**Task to carry out:** Give the number of lines in the records below that include "title". Reply with that number alone.

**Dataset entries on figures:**
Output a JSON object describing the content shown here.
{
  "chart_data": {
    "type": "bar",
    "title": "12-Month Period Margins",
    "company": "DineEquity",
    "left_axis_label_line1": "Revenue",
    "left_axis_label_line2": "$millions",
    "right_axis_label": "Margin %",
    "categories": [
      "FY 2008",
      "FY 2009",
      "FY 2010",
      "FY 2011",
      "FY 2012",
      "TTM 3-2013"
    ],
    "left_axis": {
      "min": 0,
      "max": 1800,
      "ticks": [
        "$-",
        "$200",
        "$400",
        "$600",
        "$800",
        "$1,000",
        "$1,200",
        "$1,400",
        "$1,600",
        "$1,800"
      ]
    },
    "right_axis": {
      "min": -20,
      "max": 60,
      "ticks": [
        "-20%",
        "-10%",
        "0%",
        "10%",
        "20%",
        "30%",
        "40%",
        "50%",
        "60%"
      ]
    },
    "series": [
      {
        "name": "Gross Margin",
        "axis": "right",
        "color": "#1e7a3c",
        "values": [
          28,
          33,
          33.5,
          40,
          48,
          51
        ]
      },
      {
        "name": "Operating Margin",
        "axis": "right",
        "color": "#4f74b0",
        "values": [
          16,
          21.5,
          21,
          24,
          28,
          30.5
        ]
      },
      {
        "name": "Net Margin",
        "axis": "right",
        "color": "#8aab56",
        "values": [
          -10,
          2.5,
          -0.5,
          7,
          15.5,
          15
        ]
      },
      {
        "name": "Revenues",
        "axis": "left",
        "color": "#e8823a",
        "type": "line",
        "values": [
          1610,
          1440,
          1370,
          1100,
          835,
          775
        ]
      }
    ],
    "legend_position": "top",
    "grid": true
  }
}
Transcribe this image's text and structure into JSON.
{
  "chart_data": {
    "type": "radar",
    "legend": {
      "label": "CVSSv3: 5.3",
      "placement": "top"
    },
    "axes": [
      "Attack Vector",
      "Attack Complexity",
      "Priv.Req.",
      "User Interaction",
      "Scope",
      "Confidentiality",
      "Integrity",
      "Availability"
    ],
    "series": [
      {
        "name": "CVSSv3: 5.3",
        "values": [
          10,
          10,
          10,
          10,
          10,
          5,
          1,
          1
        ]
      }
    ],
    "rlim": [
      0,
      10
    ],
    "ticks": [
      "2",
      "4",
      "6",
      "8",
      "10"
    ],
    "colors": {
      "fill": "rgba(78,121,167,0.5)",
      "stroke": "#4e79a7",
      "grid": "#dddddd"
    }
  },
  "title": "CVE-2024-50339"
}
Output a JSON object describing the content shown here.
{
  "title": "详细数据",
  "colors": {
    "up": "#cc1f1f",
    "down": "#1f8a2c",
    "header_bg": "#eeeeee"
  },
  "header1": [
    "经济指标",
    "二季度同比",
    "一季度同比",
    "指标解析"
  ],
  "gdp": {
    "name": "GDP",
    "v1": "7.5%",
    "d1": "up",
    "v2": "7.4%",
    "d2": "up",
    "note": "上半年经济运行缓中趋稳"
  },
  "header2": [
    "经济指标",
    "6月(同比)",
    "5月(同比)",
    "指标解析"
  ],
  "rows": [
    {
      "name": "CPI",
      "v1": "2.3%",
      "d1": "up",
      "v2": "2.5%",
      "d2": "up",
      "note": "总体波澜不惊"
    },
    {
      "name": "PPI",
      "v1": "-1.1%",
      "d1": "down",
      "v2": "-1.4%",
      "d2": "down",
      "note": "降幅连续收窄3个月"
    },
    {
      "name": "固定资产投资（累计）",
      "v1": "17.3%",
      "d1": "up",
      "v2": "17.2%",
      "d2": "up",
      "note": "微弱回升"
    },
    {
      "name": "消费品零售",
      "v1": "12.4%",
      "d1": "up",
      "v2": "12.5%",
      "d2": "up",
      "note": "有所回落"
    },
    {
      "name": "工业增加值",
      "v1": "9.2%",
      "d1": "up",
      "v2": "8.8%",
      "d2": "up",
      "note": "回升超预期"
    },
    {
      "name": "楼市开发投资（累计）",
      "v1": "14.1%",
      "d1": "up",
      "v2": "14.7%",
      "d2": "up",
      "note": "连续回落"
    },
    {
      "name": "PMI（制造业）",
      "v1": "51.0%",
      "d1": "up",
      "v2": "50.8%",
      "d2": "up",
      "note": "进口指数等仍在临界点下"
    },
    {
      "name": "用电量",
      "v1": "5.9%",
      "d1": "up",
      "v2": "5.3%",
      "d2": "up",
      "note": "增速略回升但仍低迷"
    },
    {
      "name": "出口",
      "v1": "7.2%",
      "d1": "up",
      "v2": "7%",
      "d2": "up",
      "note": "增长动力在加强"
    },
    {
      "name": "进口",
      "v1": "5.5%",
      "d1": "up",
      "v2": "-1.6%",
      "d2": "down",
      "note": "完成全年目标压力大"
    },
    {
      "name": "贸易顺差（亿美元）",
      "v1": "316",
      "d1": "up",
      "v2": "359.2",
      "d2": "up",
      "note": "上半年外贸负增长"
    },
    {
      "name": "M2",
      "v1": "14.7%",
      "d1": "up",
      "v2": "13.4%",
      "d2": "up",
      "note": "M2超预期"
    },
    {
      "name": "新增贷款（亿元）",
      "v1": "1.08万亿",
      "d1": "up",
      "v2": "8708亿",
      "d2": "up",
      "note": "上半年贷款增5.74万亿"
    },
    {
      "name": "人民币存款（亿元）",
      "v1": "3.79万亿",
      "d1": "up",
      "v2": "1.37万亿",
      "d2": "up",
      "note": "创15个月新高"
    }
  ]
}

**Result of the exercise:** 3